Data for review ::
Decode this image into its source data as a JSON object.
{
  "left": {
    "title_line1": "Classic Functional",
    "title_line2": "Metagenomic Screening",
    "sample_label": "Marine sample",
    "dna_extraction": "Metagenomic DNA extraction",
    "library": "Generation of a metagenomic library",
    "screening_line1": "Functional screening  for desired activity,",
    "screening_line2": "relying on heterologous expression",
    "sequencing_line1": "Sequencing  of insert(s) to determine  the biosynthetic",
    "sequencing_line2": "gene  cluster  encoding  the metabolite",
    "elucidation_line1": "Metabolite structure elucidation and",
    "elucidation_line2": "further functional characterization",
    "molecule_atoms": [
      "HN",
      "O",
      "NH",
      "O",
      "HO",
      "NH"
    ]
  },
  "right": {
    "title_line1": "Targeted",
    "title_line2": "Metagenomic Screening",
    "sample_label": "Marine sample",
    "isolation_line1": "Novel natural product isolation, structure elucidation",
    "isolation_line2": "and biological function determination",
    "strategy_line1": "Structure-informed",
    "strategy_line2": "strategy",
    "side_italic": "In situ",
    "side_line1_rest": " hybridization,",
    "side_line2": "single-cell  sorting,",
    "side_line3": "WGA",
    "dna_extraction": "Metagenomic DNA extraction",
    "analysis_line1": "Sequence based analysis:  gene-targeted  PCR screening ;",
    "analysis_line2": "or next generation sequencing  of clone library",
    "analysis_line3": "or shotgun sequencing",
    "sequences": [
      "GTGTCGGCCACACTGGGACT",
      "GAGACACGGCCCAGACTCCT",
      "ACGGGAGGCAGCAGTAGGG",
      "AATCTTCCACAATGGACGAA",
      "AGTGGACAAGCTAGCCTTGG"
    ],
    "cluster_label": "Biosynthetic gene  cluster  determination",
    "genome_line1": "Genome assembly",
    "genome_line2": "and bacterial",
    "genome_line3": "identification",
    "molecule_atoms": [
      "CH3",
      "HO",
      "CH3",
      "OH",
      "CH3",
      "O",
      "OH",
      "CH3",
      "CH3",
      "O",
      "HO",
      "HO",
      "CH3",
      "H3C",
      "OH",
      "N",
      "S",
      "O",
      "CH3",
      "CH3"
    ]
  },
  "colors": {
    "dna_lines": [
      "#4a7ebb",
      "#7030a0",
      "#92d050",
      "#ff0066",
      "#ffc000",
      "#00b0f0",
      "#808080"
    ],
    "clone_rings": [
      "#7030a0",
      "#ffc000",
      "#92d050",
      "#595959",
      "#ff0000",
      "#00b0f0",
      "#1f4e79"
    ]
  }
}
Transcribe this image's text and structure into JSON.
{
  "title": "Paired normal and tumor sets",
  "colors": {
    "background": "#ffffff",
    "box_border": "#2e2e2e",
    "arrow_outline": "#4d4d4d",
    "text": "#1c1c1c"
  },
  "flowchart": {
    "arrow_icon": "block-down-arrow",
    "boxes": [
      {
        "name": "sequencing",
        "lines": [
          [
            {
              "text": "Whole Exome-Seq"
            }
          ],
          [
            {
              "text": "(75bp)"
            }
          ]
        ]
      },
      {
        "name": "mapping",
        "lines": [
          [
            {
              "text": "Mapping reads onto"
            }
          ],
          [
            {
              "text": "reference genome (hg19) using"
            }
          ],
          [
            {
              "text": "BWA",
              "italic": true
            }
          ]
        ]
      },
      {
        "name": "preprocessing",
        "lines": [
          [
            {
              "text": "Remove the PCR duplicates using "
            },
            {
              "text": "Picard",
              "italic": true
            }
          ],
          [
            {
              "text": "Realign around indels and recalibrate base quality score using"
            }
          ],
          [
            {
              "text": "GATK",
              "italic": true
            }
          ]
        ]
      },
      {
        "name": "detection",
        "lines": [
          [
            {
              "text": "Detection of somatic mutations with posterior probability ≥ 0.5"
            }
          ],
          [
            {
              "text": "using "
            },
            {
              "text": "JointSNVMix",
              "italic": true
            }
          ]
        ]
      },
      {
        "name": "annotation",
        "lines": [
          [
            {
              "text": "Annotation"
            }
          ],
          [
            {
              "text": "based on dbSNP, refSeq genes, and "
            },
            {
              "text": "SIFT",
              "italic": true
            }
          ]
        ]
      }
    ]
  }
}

Instructions to follow :: All the data must be duplicated exactly, with nothing added or removed.

Exercise result ::
Decode this image into its source data as a JSON object.
{
  "left": {
    "title_line1": "Classic Functional",
    "title_line2": "Metagenomic Screening",
    "sample_label": "Marine sample",
    "dna_extraction": "Metagenomic DNA extraction",
    "library": "Generation of a metagenomic library",
    "screening_line1": "Functional screening  for desired activity,",
    "screening_line2": "relying on heterologous expression",
    "sequencing_line1": "Sequencing  of insert(s) to determine  the biosynthetic",
    "sequencing_line2": "gene  cluster  encoding  the metabolite",
    "elucidation_line1": "Metabolite structure elucidation and",
    "elucidation_line2": "further functional characterization",
    "molecule_atoms": [
      "HN",
      "O",
      "NH",
      "O",
      "HO",
      "NH"
    ]
  },
  "right": {
    "title_line1": "Targeted",
    "title_line2": "Metagenomic Screening",
    "sample_label": "Marine sample",
    "isolation_line1": "Novel natural product isolation, structure elucidation",
    "isolation_line2": "and biological function determination",
    "strategy_line1": "Structure-informed",
    "strategy_line2": "strategy",
    "side_italic": "In situ",
    "side_line1_rest": " hybridization,",
    "side_line2": "single-cell  sorting,",
    "side_line3": "WGA",
    "dna_extraction": "Metagenomic DNA extraction",
    "analysis_line1": "Sequence based analysis:  gene-targeted  PCR screening ;",
    "analysis_line2": "or next generation sequencing  of clone library",
    "analysis_line3": "or shotgun sequencing",
    "sequences": [
      "GTGTCGGCCACACTGGGACT",
      "GAGACACGGCCCAGACTCCT",
      "ACGGGAGGCAGCAGTAGGG",
      "AATCTTCCACAATGGACGAA",
      "AGTGGACAAGCTAGCCTTGG"
    ],
    "cluster_label": "Biosynthetic gene  cluster  determination",
    "genome_line1": "Genome assembly",
    "genome_line2": "and bacterial",
    "genome_line3": "identification",
    "molecule_atoms": [
      "CH3",
      "HO",
      "CH3",
      "OH",
      "CH3",
      "O",
      "OH",
      "CH3",
      "CH3",
      "O",
      "HO",
      "HO",
      "CH3",
      "H3C",
      "OH",
      "N",
      "S",
      "O",
      "CH3",
      "CH3"
    ]
  },
  "colors": {
    "dna_lines": [
      "#4a7ebb",
      "#7030a0",
      "#92d050",
      "#ff0066",
      "#ffc000",
      "#00b0f0",
      "#808080"
    ],
    "clone_rings": [
      "#7030a0",
      "#ffc000",
      "#92d050",
      "#595959",
      "#ff0000",
      "#00b0f0",
      "#1f4e79"
    ]
  }
}
Transcribe this image's text and structure into JSON.
{
  "title": "Paired normal and tumor sets",
  "colors": {
    "background": "#ffffff",
    "box_border": "#2e2e2e",
    "arrow_outline": "#4d4d4d",
    "text": "#1c1c1c"
  },
  "flowchart": {
    "arrow_icon": "block-down-arrow",
    "boxes": [
      {
        "name": "sequencing",
        "lines": [
          [
            {
              "text": "Whole Exome-Seq"
            }
          ],
          [
            {
              "text": "(75bp)"
            }
          ]
        ]
      },
      {
        "name": "mapping",
        "lines": [
          [
            {
              "text": "Mapping reads onto"
            }
          ],
          [
            {
              "text": "reference genome (hg19) using"
            }
          ],
          [
            {
              "text": "BWA",
              "italic": true
            }
          ]
        ]
      },
      {
        "name": "preprocessing",
        "lines": [
          [
            {
              "text": "Remove the PCR duplicates using "
            },
            {
              "text": "Picard",
              "italic": true
            }
          ],
          [
            {
              "text": "Realign around indels and recalibrate base quality score using"
            }
          ],
          [
            {
              "text": "GATK",
              "italic": true
            }
          ]
        ]
      },
      {
        "name": "detection",
        "lines": [
          [
            {
              "text": "Detection of somatic mutations with posterior probability ≥ 0.5"
            }
          ],
          [
            {
              "text": "using "
            },
            {
              "text": "JointSNVMix",
              "italic": true
            }
          ]
        ]
      },
      {
        "name": "annotation",
        "lines": [
          [
            {
              "text": "Annotation"
            }
          ],
          [
            {
              "text": "based on dbSNP, refSeq genes, and "
            },
            {
              "text": "SIFT",
              "italic": true
            }
          ]
        ]
      }
    ]
  }
}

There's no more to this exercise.